* **WORK INSTRUCTIONS**
Every record below should be printed exactly as given.

* **Stored items from a collection**
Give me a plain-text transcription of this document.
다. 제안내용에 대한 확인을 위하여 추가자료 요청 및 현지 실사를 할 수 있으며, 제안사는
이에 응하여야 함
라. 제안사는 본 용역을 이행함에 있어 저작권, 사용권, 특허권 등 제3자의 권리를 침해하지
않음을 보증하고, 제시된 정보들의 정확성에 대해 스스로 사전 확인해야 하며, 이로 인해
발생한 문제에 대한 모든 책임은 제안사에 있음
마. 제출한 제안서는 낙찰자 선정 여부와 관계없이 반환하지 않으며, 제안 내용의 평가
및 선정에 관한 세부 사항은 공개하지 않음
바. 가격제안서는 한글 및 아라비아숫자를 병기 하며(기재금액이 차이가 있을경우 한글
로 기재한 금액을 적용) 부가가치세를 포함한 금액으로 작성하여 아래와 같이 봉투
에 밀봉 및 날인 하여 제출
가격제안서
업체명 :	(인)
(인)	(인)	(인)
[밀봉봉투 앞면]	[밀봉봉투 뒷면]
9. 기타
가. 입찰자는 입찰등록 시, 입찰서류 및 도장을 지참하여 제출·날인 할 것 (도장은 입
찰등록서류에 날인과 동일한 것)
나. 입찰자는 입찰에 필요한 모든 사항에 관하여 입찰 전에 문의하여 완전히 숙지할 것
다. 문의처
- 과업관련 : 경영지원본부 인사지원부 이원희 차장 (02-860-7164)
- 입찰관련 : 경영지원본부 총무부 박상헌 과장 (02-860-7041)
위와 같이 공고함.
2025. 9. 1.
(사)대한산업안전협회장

* **OUTPUT OF THE EXERCISE**
Give me a plain-text transcription of this document.
다. 제안내용에 대한 확인을 위하여 추가자료 요청 및 현지 실사를 할 수 있으며, 제안사는
이에 응하여야 함
라. 제안사는 본 용역을 이행함에 있어 저작권, 사용권, 특허권 등 제3자의 권리를 침해하지
않음을 보증하고, 제시된 정보들의 정확성에 대해 스스로 사전 확인해야 하며, 이로 인해
발생한 문제에 대한 모든 책임은 제안사에 있음
마. 제출한 제안서는 낙찰자 선정 여부와 관계없이 반환하지 않으며, 제안 내용의 평가
및 선정에 관한 세부 사항은 공개하지 않음
바. 가격제안서는 한글 및 아라비아숫자를 병기 하며(기재금액이 차이가 있을경우 한글
로 기재한 금액을 적용) 부가가치세를 포함한 금액으로 작성하여 아래와 같이 봉투
에 밀봉 및 날인 하여 제출
가격제안서
업체명 :	(인)
(인)	(인)	(인)
[밀봉봉투 앞면]	[밀봉봉투 뒷면]
9. 기타
가. 입찰자는 입찰등록 시, 입찰서류 및 도장을 지참하여 제출·날인 할 것 (도장은 입
찰등록서류에 날인과 동일한 것)
나. 입찰자는 입찰에 필요한 모든 사항에 관하여 입찰 전에 문의하여 완전히 숙지할 것
다. 문의처
- 과업관련 : 경영지원본부 인사지원부 이원희 차장 (02-860-7164)
- 입찰관련 : 경영지원본부 총무부 박상헌 과장 (02-860-7041)
위와 같이 공고함.
2025. 9. 1.
(사)대한산업안전협회장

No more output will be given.